>>>>

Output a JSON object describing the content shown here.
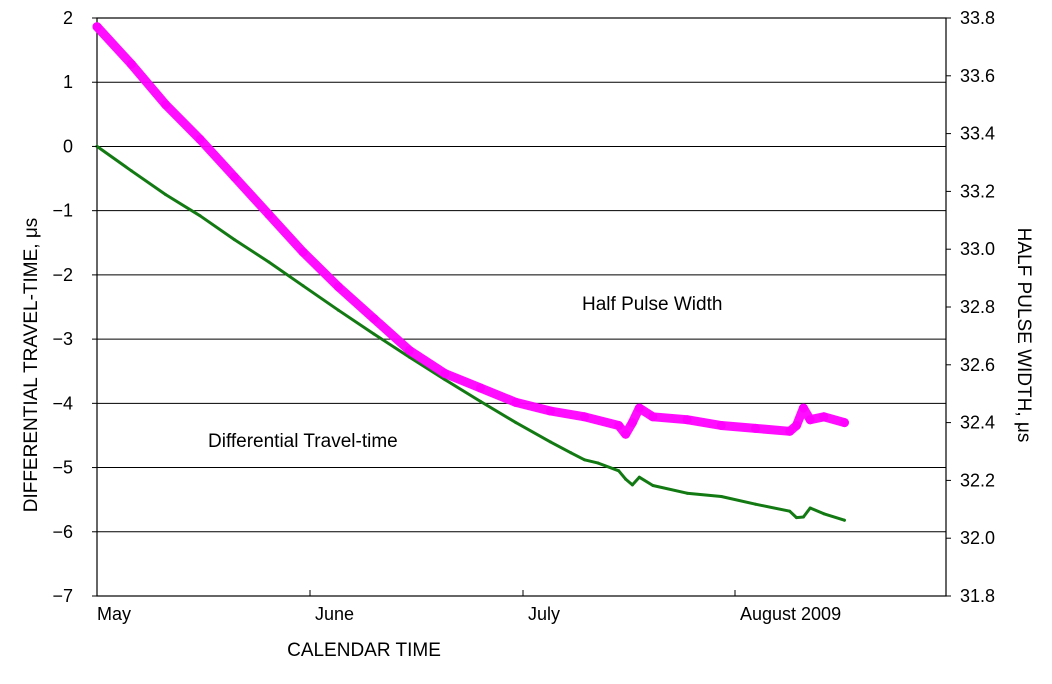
{
  "chart_data": {
    "type": "line",
    "xlabel": "CALENDAR TIME",
    "ylabel_left": "DIFFERENTIAL TRAVEL-TIME, μs",
    "ylabel_right": "HALF PULSE WIDTH, μs",
    "x_tick_labels": [
      "May",
      "June",
      "July",
      "August 2009"
    ],
    "x_unit": "days since start of May 2009",
    "x_range": [
      0,
      120
    ],
    "y_left_range": [
      -7,
      2
    ],
    "y_left_ticks": [
      "2",
      "1",
      "0",
      "−1",
      "−2",
      "−3",
      "−4",
      "−5",
      "−6",
      "−7"
    ],
    "y_right_range": [
      31.8,
      33.8
    ],
    "y_right_ticks": [
      "33.8",
      "33.6",
      "33.4",
      "33.2",
      "33.0",
      "32.8",
      "32.6",
      "32.4",
      "32.2",
      "32.0",
      "31.8"
    ],
    "grid": "horizontal",
    "annotations": {
      "half_pulse": "Half Pulse Width",
      "diff_travel": "Differential Travel-time"
    },
    "series": [
      {
        "name": "Differential Travel-time",
        "axis": "left",
        "color": "#137a13",
        "x": [
          0,
          5,
          10,
          15,
          20,
          25,
          30,
          35,
          40,
          45,
          50,
          55,
          60,
          65,
          68,
          70,
          72,
          75,
          76,
          77,
          78,
          80,
          85,
          90,
          95,
          100,
          101,
          102,
          103,
          105,
          108
        ],
        "y": [
          0,
          -0.38,
          -0.75,
          -1.08,
          -1.45,
          -1.8,
          -2.17,
          -2.55,
          -2.92,
          -3.28,
          -3.63,
          -3.97,
          -4.3,
          -4.6,
          -4.77,
          -4.88,
          -4.93,
          -5.05,
          -5.18,
          -5.27,
          -5.15,
          -5.28,
          -5.4,
          -5.45,
          -5.57,
          -5.68,
          -5.78,
          -5.77,
          -5.63,
          -5.72,
          -5.82
        ]
      },
      {
        "name": "Half Pulse Width",
        "axis": "right",
        "color": "#ff00ff",
        "x": [
          0,
          5,
          10,
          15,
          20,
          25,
          30,
          35,
          40,
          45,
          50,
          55,
          60,
          65,
          70,
          75,
          76,
          77,
          78,
          80,
          85,
          90,
          95,
          100,
          101,
          102,
          103,
          105,
          108
        ],
        "y": [
          33.77,
          33.64,
          33.5,
          33.38,
          33.25,
          33.12,
          32.99,
          32.87,
          32.76,
          32.65,
          32.57,
          32.52,
          32.47,
          32.44,
          32.42,
          32.39,
          32.36,
          32.4,
          32.45,
          32.42,
          32.41,
          32.39,
          32.38,
          32.37,
          32.39,
          32.45,
          32.41,
          32.42,
          32.4
        ]
      }
    ]
  }
}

<<<<

> [TASK TO COMPLETE]:
Drop the images and quote the entries word for word.

> [RESULT OF THIS TASK]:
Output a JSON object describing the content shown here.
{
  "chart_data": {
    "type": "line",
    "xlabel": "CALENDAR TIME",
    "ylabel_left": "DIFFERENTIAL TRAVEL-TIME, μs",
    "ylabel_right": "HALF PULSE WIDTH, μs",
    "x_tick_labels": [
      "May",
      "June",
      "July",
      "August 2009"
    ],
    "x_unit": "days since start of May 2009",
    "x_range": [
      0,
      120
    ],
    "y_left_range": [
      -7,
      2
    ],
    "y_left_ticks": [
      "2",
      "1",
      "0",
      "−1",
      "−2",
      "−3",
      "−4",
      "−5",
      "−6",
      "−7"
    ],
    "y_right_range": [
      31.8,
      33.8
    ],
    "y_right_ticks": [
      "33.8",
      "33.6",
      "33.4",
      "33.2",
      "33.0",
      "32.8",
      "32.6",
      "32.4",
      "32.2",
      "32.0",
      "31.8"
    ],
    "grid": "horizontal",
    "annotations": {
      "half_pulse": "Half Pulse Width",
      "diff_travel": "Differential Travel-time"
    },
    "series": [
      {
        "name": "Differential Travel-time",
        "axis": "left",
        "color": "#137a13",
        "x": [
          0,
          5,
          10,
          15,
          20,
          25,
          30,
          35,
          40,
          45,
          50,
          55,
          60,
          65,
          68,
          70,
          72,
          75,
          76,
          77,
          78,
          80,
          85,
          90,
          95,
          100,
          101,
          102,
          103,
          105,
          108
        ],
        "y": [
          0,
          -0.38,
          -0.75,
          -1.08,
          -1.45,
          -1.8,
          -2.17,
          -2.55,
          -2.92,
          -3.28,
          -3.63,
          -3.97,
          -4.3,
          -4.6,
          -4.77,
          -4.88,
          -4.93,
          -5.05,
          -5.18,
          -5.27,
          -5.15,
          -5.28,
          -5.4,
          -5.45,
          -5.57,
          -5.68,
          -5.78,
          -5.77,
          -5.63,
          -5.72,
          -5.82
        ]
      },
      {
        "name": "Half Pulse Width",
        "axis": "right",
        "color": "#ff00ff",
        "x": [
          0,
          5,
          10,
          15,
          20,
          25,
          30,
          35,
          40,
          45,
          50,
          55,
          60,
          65,
          70,
          75,
          76,
          77,
          78,
          80,
          85,
          90,
          95,
          100,
          101,
          102,
          103,
          105,
          108
        ],
        "y": [
          33.77,
          33.64,
          33.5,
          33.38,
          33.25,
          33.12,
          32.99,
          32.87,
          32.76,
          32.65,
          32.57,
          32.52,
          32.47,
          32.44,
          32.42,
          32.39,
          32.36,
          32.4,
          32.45,
          32.42,
          32.41,
          32.39,
          32.38,
          32.37,
          32.39,
          32.45,
          32.41,
          32.42,
          32.4
        ]
      }
    ]
  }
}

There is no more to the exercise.